* _What to do_:
The records that follow need to be printed exactly. Leave out each image.

* _Records for processing_:
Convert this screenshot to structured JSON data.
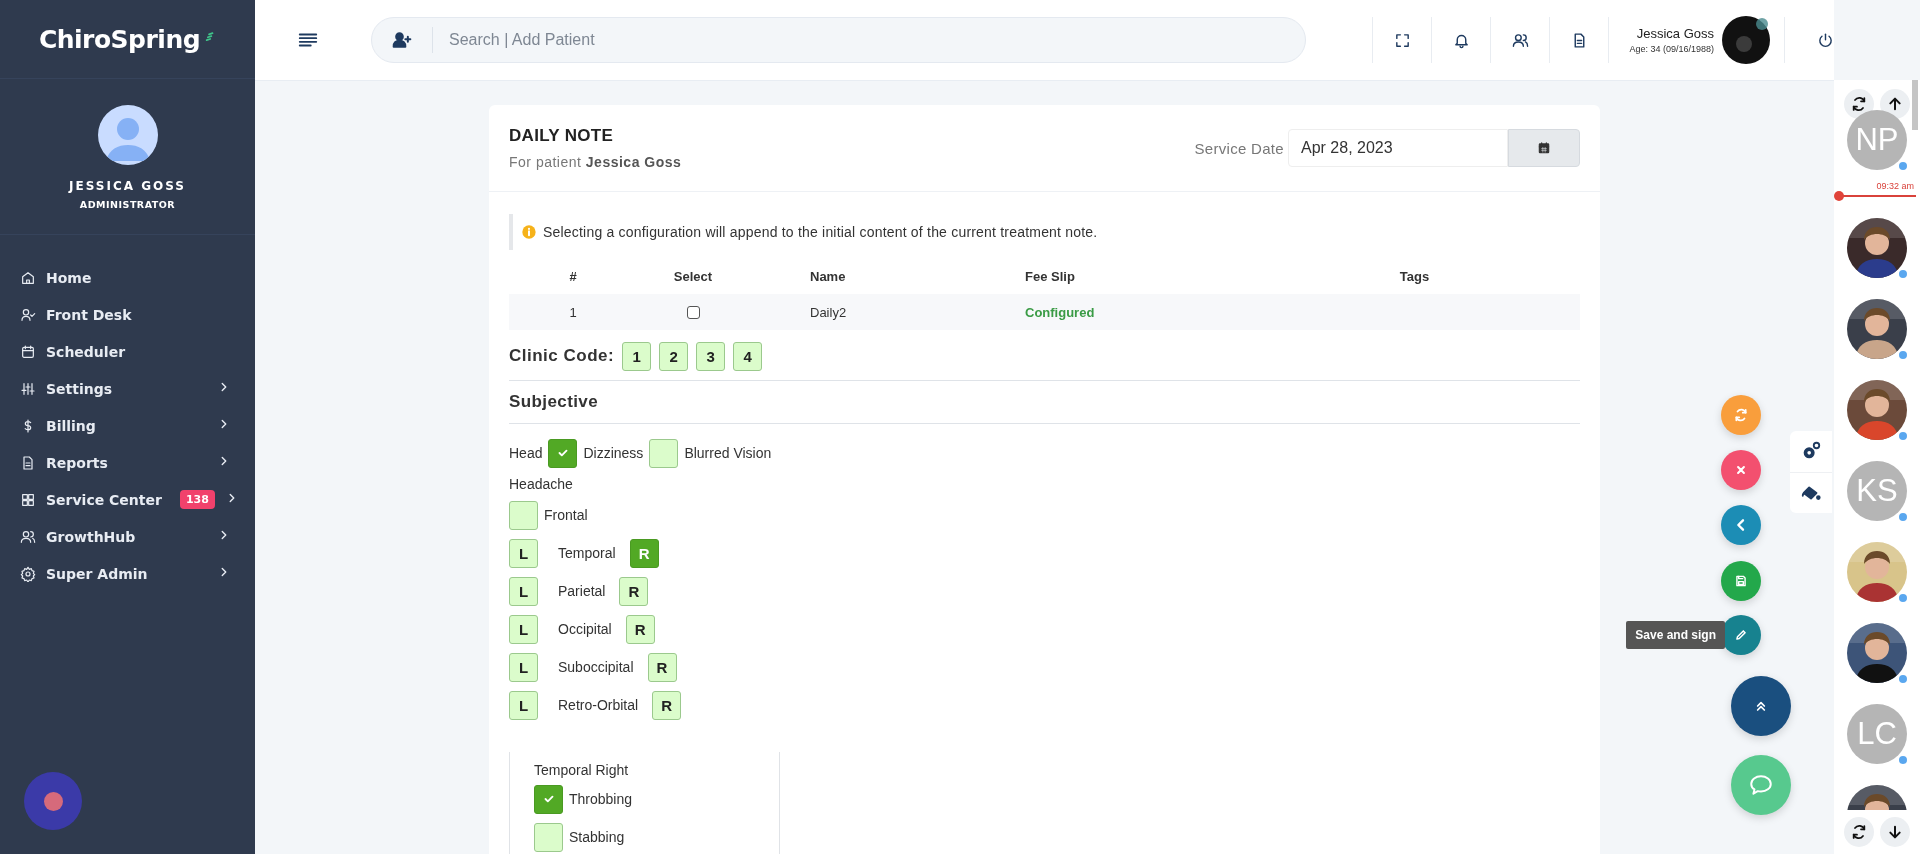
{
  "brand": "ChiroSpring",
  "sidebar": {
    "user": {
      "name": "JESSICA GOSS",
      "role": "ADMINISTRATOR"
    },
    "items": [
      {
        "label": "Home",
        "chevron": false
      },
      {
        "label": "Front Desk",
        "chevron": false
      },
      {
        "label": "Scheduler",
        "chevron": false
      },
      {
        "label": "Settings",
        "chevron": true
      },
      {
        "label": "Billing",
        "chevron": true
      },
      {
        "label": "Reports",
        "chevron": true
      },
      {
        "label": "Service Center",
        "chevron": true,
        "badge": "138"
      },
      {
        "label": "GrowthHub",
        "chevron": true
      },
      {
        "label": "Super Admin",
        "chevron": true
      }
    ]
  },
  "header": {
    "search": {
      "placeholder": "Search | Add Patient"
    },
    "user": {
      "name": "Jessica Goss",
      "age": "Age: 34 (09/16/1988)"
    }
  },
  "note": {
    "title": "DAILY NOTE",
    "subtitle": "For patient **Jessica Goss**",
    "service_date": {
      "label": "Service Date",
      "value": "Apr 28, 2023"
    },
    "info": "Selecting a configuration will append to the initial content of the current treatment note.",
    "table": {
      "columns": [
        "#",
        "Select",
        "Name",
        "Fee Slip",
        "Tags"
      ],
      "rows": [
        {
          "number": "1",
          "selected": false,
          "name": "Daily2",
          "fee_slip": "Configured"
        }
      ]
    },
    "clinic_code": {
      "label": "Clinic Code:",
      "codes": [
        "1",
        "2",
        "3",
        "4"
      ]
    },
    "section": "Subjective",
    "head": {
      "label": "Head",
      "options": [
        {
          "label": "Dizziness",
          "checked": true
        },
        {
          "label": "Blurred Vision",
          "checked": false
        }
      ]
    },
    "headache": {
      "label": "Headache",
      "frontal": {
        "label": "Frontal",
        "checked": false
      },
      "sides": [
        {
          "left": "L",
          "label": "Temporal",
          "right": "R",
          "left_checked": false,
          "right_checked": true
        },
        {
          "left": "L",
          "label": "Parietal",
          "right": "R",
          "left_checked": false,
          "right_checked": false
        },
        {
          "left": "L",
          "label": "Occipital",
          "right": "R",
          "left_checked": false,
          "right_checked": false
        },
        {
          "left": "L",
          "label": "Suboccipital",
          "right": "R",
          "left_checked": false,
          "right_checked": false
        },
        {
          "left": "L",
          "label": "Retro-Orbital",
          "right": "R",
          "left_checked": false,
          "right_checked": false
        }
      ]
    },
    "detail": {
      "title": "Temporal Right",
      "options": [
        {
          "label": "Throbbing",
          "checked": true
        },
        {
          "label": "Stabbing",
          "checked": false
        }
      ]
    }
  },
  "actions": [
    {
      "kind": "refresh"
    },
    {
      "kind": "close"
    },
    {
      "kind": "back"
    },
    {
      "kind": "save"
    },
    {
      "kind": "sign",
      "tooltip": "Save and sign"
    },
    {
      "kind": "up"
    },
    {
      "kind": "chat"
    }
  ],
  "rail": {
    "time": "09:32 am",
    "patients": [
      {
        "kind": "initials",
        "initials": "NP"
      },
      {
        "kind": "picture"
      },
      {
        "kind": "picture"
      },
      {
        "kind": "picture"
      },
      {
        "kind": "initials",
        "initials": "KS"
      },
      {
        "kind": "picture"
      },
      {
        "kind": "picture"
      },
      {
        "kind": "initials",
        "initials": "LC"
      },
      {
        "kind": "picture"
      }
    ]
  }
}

* _The answer_:
Convert this screenshot to structured JSON data.
{
  "brand": "ChiroSpring",
  "sidebar": {
    "user": {
      "name": "JESSICA GOSS",
      "role": "ADMINISTRATOR"
    },
    "items": [
      {
        "label": "Home",
        "chevron": false
      },
      {
        "label": "Front Desk",
        "chevron": false
      },
      {
        "label": "Scheduler",
        "chevron": false
      },
      {
        "label": "Settings",
        "chevron": true
      },
      {
        "label": "Billing",
        "chevron": true
      },
      {
        "label": "Reports",
        "chevron": true
      },
      {
        "label": "Service Center",
        "chevron": true,
        "badge": "138"
      },
      {
        "label": "GrowthHub",
        "chevron": true
      },
      {
        "label": "Super Admin",
        "chevron": true
      }
    ]
  },
  "header": {
    "search": {
      "placeholder": "Search | Add Patient"
    },
    "user": {
      "name": "Jessica Goss",
      "age": "Age: 34 (09/16/1988)"
    }
  },
  "note": {
    "title": "DAILY NOTE",
    "subtitle": "For patient **Jessica Goss**",
    "service_date": {
      "label": "Service Date",
      "value": "Apr 28, 2023"
    },
    "info": "Selecting a configuration will append to the initial content of the current treatment note.",
    "table": {
      "columns": [
        "#",
        "Select",
        "Name",
        "Fee Slip",
        "Tags"
      ],
      "rows": [
        {
          "number": "1",
          "selected": false,
          "name": "Daily2",
          "fee_slip": "Configured"
        }
      ]
    },
    "clinic_code": {
      "label": "Clinic Code:",
      "codes": [
        "1",
        "2",
        "3",
        "4"
      ]
    },
    "section": "Subjective",
    "head": {
      "label": "Head",
      "options": [
        {
          "label": "Dizziness",
          "checked": true
        },
        {
          "label": "Blurred Vision",
          "checked": false
        }
      ]
    },
    "headache": {
      "label": "Headache",
      "frontal": {
        "label": "Frontal",
        "checked": false
      },
      "sides": [
        {
          "left": "L",
          "label": "Temporal",
          "right": "R",
          "left_checked": false,
          "right_checked": true
        },
        {
          "left": "L",
          "label": "Parietal",
          "right": "R",
          "left_checked": false,
          "right_checked": false
        },
        {
          "left": "L",
          "label": "Occipital",
          "right": "R",
          "left_checked": false,
          "right_checked": false
        },
        {
          "left": "L",
          "label": "Suboccipital",
          "right": "R",
          "left_checked": false,
          "right_checked": false
        },
        {
          "left": "L",
          "label": "Retro-Orbital",
          "right": "R",
          "left_checked": false,
          "right_checked": false
        }
      ]
    },
    "detail": {
      "title": "Temporal Right",
      "options": [
        {
          "label": "Throbbing",
          "checked": true
        },
        {
          "label": "Stabbing",
          "checked": false
        }
      ]
    }
  },
  "actions": [
    {
      "kind": "refresh"
    },
    {
      "kind": "close"
    },
    {
      "kind": "back"
    },
    {
      "kind": "save"
    },
    {
      "kind": "sign",
      "tooltip": "Save and sign"
    },
    {
      "kind": "up"
    },
    {
      "kind": "chat"
    }
  ],
  "rail": {
    "time": "09:32 am",
    "patients": [
      {
        "kind": "initials",
        "initials": "NP"
      },
      {
        "kind": "picture"
      },
      {
        "kind": "picture"
      },
      {
        "kind": "picture"
      },
      {
        "kind": "initials",
        "initials": "KS"
      },
      {
        "kind": "picture"
      },
      {
        "kind": "picture"
      },
      {
        "kind": "initials",
        "initials": "LC"
      },
      {
        "kind": "picture"
      }
    ]
  }
}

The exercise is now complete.